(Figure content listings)

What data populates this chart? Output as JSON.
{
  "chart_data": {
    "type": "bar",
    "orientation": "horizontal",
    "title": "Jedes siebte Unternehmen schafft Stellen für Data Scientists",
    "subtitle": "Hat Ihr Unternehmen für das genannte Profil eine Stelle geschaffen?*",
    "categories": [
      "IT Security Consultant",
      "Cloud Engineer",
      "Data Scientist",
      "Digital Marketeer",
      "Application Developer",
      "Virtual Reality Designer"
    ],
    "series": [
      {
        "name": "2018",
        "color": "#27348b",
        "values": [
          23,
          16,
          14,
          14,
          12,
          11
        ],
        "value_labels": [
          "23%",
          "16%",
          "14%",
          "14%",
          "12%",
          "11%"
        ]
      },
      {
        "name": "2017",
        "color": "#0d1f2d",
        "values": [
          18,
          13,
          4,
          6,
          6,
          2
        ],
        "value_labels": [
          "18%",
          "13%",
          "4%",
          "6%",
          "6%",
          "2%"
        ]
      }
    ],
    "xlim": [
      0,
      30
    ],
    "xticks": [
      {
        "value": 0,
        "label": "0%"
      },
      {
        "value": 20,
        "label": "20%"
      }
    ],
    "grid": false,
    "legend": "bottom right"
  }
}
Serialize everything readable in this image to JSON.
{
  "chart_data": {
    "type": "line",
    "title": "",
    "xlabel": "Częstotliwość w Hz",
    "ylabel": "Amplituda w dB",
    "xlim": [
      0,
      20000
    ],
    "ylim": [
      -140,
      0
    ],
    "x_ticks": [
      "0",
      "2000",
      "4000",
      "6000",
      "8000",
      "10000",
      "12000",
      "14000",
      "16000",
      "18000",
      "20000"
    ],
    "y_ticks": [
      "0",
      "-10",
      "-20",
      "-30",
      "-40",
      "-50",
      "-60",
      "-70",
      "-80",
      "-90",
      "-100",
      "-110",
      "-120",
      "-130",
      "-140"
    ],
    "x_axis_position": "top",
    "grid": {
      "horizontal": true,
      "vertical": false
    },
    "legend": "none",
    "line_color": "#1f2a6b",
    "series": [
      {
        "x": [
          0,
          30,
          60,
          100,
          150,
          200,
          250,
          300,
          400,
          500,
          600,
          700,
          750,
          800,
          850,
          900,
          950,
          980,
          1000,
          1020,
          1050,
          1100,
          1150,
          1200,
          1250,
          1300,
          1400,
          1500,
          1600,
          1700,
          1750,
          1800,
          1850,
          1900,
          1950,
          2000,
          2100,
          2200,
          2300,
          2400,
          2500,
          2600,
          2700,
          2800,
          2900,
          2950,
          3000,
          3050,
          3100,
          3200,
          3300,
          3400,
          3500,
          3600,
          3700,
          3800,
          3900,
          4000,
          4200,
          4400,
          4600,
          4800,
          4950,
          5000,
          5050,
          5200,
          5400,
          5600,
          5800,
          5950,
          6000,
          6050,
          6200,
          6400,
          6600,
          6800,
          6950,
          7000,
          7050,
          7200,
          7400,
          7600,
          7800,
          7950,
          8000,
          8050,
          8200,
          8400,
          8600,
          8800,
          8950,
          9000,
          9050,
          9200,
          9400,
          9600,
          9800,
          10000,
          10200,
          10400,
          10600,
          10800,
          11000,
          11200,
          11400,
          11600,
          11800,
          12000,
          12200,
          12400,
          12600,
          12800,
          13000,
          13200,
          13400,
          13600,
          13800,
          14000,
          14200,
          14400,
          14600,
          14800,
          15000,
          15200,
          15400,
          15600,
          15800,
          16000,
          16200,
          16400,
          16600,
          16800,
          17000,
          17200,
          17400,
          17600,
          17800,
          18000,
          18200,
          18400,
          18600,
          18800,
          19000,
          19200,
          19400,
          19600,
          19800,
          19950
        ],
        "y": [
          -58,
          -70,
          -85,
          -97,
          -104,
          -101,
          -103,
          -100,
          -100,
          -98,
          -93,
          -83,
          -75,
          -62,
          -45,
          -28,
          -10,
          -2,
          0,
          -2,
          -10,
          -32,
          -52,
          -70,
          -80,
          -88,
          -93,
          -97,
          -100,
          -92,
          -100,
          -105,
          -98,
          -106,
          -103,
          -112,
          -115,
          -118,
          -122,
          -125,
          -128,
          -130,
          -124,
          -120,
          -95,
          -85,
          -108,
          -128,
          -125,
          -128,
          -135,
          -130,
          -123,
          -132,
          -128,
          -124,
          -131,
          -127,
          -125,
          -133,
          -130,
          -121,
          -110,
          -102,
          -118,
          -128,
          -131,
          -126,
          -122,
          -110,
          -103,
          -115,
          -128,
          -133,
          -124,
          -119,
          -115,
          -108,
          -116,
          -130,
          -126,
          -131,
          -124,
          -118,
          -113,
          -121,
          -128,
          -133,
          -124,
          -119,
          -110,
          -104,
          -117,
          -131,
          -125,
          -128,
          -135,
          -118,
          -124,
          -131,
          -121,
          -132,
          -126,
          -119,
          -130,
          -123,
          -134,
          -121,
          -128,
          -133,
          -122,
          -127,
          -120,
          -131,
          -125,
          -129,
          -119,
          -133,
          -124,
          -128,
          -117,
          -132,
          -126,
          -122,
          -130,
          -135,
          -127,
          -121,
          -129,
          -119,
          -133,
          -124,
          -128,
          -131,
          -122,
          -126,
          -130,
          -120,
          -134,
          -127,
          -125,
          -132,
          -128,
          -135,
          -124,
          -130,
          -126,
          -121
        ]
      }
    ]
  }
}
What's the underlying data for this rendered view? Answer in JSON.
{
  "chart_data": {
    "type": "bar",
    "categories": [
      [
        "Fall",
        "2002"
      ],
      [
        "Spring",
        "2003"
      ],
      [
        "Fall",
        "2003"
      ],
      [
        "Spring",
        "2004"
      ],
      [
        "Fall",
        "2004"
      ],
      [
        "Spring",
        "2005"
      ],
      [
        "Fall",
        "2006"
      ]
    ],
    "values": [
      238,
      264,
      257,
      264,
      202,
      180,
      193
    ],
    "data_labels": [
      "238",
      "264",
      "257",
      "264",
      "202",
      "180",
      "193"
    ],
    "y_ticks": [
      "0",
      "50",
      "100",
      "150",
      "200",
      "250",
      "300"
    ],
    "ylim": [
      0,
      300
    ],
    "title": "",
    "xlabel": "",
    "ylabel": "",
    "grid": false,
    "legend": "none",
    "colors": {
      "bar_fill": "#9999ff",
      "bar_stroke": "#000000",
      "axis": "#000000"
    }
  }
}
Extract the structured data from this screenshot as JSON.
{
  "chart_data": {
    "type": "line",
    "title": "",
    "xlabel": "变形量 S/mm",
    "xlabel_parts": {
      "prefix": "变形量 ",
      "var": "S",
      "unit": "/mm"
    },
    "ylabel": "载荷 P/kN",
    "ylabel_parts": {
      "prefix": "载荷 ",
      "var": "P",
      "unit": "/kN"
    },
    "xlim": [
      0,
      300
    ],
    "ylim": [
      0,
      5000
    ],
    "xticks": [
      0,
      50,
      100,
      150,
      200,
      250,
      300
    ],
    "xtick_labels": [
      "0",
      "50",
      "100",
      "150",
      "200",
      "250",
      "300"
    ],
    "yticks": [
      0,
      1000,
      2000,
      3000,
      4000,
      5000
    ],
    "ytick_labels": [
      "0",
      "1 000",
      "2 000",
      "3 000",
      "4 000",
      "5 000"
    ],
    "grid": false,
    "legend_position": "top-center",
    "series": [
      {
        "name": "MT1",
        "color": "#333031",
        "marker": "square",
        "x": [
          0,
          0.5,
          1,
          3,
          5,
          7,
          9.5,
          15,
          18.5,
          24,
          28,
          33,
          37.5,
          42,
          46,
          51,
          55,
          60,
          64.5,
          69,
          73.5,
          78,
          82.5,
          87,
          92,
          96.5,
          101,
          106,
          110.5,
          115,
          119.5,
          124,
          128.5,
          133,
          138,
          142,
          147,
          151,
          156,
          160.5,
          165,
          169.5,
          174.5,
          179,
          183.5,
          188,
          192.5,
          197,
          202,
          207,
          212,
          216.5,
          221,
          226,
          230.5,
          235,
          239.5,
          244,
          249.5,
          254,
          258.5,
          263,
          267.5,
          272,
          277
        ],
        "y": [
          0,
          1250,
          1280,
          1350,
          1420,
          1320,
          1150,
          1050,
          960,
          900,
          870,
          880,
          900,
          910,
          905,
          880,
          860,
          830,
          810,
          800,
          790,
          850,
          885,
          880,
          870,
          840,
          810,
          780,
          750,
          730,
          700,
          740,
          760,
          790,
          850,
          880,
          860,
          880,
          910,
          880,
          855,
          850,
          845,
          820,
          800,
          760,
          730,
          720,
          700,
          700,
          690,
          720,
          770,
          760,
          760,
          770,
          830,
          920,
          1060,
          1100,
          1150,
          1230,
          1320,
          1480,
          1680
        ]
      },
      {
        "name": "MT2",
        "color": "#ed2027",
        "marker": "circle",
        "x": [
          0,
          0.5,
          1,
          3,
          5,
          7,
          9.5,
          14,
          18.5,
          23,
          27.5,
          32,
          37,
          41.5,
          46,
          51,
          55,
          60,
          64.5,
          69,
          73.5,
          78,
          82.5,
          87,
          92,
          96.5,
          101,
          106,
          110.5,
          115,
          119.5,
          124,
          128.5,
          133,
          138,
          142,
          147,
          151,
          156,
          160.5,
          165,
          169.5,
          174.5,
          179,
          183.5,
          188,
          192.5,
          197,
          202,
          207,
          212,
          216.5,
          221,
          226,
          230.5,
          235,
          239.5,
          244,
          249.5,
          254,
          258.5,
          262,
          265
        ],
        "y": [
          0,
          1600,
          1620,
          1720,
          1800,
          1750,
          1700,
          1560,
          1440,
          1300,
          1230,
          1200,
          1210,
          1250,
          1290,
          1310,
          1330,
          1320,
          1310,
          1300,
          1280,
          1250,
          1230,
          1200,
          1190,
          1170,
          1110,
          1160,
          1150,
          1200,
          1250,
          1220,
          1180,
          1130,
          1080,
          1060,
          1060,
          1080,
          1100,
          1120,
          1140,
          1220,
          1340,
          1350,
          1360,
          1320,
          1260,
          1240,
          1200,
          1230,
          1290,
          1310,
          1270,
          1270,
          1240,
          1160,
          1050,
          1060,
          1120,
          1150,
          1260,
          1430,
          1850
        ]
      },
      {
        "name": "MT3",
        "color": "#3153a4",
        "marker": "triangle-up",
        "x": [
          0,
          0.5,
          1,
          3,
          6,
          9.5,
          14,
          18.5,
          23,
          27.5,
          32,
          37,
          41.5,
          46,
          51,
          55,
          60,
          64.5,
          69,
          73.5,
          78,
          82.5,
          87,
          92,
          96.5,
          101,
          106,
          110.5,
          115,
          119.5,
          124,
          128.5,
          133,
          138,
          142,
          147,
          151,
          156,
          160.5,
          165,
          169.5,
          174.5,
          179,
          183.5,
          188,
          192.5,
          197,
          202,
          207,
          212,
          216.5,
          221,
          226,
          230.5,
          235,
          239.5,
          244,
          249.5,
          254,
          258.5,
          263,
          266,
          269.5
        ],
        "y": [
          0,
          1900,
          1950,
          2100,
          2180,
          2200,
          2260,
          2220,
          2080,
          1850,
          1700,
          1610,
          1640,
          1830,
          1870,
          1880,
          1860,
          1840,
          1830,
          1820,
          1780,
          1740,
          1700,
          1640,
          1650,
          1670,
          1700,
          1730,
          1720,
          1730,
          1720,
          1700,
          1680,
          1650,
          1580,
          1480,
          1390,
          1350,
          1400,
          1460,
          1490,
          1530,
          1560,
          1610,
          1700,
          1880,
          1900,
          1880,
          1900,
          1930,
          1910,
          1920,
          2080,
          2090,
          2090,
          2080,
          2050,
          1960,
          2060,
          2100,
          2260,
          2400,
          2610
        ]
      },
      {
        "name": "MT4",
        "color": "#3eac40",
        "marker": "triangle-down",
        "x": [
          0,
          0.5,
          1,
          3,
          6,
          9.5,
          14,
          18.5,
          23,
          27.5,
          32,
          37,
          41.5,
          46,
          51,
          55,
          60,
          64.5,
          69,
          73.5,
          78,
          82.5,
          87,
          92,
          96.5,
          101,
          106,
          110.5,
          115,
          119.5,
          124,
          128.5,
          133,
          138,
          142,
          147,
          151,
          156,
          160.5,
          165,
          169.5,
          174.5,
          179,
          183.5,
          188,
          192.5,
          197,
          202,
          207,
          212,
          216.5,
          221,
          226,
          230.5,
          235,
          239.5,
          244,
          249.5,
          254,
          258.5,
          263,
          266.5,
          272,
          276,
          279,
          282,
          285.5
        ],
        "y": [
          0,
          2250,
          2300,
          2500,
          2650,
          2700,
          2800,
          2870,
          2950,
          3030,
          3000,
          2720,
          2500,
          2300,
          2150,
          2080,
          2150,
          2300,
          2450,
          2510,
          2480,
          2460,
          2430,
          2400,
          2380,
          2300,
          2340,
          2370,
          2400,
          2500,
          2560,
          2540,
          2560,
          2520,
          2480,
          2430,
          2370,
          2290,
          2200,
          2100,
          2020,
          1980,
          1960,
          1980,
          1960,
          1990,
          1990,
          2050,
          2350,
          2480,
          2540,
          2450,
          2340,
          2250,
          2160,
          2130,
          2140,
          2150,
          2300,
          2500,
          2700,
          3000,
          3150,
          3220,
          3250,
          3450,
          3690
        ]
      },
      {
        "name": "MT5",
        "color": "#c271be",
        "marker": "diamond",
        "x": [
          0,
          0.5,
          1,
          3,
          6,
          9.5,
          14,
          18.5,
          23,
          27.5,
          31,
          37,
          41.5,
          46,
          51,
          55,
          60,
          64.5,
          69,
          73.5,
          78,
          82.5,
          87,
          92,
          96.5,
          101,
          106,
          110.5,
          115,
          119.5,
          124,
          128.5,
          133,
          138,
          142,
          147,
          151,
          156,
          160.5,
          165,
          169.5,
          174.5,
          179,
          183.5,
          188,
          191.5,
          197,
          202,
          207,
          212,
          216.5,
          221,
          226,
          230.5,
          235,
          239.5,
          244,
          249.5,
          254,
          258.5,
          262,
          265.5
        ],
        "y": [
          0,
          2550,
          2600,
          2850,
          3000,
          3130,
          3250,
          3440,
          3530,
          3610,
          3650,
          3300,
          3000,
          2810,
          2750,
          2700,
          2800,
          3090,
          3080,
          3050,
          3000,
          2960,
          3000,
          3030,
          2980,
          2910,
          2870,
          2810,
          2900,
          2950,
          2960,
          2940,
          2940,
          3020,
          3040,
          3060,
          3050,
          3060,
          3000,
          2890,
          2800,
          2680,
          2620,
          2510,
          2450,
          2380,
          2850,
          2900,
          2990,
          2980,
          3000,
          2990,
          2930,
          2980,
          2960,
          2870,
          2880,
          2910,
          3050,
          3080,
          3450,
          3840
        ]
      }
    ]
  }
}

Problem requirements: Copy out every line that includes the word "triangle".

Task result:
        "marker": "triangle-up",
        "marker": "triangle-down",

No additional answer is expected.